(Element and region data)
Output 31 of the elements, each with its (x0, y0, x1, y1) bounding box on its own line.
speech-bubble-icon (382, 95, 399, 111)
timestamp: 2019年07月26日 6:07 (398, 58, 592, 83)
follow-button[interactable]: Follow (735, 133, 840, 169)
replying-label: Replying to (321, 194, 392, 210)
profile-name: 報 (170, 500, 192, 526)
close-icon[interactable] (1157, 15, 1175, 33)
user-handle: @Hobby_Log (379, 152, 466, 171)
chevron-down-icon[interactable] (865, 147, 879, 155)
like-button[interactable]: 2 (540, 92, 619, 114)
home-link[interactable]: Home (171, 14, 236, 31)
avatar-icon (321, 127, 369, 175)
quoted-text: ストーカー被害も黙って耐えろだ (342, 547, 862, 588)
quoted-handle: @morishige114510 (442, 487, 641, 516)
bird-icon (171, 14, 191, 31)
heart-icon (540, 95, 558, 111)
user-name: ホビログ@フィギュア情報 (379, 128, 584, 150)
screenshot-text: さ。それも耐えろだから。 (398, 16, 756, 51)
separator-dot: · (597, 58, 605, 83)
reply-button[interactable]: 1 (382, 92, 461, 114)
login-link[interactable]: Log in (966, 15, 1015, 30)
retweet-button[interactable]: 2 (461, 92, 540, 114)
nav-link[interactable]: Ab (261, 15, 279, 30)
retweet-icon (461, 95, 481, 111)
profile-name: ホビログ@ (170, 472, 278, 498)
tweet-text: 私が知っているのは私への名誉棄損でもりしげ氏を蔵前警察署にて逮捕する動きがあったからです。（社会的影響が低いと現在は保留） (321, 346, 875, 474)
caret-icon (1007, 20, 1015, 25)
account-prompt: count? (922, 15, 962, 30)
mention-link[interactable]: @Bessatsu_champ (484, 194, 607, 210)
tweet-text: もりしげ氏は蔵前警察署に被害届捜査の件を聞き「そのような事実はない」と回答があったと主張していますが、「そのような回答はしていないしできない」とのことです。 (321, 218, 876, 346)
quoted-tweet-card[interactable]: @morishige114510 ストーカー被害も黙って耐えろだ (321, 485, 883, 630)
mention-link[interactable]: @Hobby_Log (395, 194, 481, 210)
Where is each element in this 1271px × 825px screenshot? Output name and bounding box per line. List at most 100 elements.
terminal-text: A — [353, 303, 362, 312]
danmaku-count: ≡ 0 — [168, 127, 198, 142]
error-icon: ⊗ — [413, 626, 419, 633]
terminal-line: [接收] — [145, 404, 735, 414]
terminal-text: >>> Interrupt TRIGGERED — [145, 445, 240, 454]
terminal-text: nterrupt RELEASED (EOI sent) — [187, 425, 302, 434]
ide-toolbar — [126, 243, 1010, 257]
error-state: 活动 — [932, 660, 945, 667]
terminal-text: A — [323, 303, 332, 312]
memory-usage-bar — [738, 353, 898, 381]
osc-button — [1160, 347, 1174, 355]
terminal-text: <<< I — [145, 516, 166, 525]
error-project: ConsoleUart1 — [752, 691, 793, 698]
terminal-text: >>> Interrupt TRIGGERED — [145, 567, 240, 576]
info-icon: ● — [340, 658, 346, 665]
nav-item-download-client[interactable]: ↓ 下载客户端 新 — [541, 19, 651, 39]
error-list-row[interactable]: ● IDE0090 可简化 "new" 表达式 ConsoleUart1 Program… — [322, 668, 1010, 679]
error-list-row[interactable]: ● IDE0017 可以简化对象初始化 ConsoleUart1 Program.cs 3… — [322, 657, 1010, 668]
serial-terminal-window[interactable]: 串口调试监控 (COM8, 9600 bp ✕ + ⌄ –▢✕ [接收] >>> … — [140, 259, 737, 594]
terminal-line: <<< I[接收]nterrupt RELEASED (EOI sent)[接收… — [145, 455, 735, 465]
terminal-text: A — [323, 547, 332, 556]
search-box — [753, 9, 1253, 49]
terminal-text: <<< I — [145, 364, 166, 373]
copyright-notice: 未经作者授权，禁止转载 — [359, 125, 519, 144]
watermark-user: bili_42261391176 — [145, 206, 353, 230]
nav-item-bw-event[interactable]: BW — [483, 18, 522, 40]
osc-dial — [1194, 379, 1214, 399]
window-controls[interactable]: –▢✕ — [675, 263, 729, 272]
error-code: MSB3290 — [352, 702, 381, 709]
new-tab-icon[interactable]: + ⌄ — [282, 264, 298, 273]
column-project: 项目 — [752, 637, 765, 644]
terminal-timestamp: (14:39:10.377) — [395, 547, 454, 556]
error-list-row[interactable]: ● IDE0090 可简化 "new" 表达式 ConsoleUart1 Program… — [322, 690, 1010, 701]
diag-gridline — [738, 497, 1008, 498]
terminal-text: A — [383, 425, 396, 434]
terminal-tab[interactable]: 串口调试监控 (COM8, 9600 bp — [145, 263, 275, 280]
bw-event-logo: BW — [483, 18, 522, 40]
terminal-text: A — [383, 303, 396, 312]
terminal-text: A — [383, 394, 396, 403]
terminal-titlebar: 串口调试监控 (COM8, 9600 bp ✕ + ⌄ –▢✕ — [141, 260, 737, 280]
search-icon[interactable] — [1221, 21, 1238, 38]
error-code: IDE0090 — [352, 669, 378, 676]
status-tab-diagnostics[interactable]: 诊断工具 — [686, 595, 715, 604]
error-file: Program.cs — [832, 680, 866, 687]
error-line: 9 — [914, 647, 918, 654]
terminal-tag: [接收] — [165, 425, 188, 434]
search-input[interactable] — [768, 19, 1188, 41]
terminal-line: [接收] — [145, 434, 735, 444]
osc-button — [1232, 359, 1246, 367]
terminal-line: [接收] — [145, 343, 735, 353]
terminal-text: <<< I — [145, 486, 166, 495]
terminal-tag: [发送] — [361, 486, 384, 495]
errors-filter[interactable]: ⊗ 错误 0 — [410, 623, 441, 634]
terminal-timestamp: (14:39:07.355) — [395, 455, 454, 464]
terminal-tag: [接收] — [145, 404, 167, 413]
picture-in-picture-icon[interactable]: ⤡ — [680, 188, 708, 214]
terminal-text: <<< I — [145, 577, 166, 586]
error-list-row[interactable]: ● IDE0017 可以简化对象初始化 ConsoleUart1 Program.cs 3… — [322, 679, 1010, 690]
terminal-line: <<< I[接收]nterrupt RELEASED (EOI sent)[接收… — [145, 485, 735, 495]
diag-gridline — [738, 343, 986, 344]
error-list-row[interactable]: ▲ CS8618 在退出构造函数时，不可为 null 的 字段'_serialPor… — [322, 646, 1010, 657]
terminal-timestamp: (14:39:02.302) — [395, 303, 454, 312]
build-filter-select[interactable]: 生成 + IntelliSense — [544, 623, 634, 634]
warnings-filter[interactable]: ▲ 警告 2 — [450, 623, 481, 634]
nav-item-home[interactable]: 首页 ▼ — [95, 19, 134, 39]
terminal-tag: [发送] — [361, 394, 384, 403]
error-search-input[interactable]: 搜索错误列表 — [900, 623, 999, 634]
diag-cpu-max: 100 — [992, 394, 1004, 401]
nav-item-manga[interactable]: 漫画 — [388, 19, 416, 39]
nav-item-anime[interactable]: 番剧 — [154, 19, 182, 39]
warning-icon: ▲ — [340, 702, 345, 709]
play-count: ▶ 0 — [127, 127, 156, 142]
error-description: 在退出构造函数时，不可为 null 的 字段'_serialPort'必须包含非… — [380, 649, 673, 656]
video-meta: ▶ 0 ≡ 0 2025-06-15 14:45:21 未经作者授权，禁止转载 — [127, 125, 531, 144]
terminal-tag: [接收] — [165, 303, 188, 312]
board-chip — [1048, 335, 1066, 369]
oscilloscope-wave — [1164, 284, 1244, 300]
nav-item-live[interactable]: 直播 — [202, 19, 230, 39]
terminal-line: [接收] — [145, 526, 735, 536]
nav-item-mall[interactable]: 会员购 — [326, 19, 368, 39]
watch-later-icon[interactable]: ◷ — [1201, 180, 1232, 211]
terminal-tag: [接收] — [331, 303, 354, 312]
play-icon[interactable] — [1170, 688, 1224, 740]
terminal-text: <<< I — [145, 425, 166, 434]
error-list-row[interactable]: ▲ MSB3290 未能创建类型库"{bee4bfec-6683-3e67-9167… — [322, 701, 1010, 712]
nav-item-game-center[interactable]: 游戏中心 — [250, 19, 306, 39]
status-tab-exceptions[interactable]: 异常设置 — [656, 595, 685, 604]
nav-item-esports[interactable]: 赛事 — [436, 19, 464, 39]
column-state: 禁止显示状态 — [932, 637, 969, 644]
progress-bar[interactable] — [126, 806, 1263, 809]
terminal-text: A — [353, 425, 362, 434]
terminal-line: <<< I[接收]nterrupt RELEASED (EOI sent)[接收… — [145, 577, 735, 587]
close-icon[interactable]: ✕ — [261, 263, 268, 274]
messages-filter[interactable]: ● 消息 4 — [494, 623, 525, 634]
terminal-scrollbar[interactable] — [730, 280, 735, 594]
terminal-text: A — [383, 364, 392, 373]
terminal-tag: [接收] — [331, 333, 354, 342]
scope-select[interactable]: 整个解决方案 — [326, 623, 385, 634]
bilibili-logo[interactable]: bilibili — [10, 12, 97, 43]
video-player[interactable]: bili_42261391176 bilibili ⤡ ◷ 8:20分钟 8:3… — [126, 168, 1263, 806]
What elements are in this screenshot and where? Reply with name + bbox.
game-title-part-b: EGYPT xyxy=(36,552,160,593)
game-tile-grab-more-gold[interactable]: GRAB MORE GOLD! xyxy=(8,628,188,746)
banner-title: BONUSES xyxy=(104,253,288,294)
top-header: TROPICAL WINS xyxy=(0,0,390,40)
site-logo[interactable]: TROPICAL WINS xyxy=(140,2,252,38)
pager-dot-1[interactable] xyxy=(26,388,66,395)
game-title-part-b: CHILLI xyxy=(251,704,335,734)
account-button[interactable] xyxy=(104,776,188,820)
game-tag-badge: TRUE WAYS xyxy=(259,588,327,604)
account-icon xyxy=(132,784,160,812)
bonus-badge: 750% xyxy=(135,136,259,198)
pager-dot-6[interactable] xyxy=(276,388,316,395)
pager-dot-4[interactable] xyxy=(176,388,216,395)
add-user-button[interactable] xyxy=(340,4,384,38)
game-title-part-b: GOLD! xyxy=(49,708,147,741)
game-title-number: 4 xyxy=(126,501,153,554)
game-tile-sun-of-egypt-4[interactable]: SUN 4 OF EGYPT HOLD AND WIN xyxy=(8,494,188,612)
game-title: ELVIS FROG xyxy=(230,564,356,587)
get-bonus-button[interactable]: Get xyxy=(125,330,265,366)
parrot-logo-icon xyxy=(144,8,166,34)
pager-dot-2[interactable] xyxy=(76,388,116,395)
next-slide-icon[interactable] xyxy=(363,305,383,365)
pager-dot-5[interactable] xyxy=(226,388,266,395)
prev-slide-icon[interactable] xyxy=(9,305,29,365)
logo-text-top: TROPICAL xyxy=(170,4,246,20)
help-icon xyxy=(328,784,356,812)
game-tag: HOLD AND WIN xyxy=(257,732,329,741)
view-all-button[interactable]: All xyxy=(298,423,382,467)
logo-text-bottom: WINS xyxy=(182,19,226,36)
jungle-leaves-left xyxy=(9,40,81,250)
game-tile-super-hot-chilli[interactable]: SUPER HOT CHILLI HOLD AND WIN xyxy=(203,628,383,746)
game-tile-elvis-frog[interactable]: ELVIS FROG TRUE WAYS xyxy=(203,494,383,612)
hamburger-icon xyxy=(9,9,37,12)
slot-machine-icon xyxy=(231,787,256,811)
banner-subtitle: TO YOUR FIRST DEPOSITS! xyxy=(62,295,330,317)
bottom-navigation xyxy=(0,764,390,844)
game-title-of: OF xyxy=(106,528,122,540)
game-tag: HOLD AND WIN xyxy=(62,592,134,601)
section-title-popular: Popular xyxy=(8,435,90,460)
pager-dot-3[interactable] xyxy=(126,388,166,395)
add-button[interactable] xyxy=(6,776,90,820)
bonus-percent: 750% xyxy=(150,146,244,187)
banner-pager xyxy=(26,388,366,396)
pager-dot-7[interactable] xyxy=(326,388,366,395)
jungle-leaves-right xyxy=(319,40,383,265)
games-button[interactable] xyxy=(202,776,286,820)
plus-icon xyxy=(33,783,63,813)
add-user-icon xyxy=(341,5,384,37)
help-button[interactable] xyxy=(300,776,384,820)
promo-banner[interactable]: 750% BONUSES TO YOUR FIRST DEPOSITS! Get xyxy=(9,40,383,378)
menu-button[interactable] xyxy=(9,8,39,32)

* [Exercise description] Please reproduce the material from the start to the line with "user-name: ホビログ@フィギュア情報 (379, 128, 584, 150)", swapping "close-icon" for "dismiss-icon" and leaving everything else as it is.

* [Written answer]
Output 31 of the elements, each with its (x0, y0, x1, y1) bounding box on its own line.
speech-bubble-icon (382, 95, 399, 111)
timestamp: 2019年07月26日 6:07 (398, 58, 592, 83)
follow-button[interactable]: Follow (735, 133, 840, 169)
replying-label: Replying to (321, 194, 392, 210)
profile-name: 報 (170, 500, 192, 526)
dismiss-icon[interactable] (1157, 15, 1175, 33)
user-handle: @Hobby_Log (379, 152, 466, 171)
chevron-down-icon[interactable] (865, 147, 879, 155)
like-button[interactable]: 2 (540, 92, 619, 114)
home-link[interactable]: Home (171, 14, 236, 31)
avatar-icon (321, 127, 369, 175)
quoted-text: ストーカー被害も黙って耐えろだ (342, 547, 862, 588)
quoted-handle: @morishige114510 (442, 487, 641, 516)
bird-icon (171, 14, 191, 31)
heart-icon (540, 95, 558, 111)
user-name: ホビログ@フィギュア情報 (379, 128, 584, 150)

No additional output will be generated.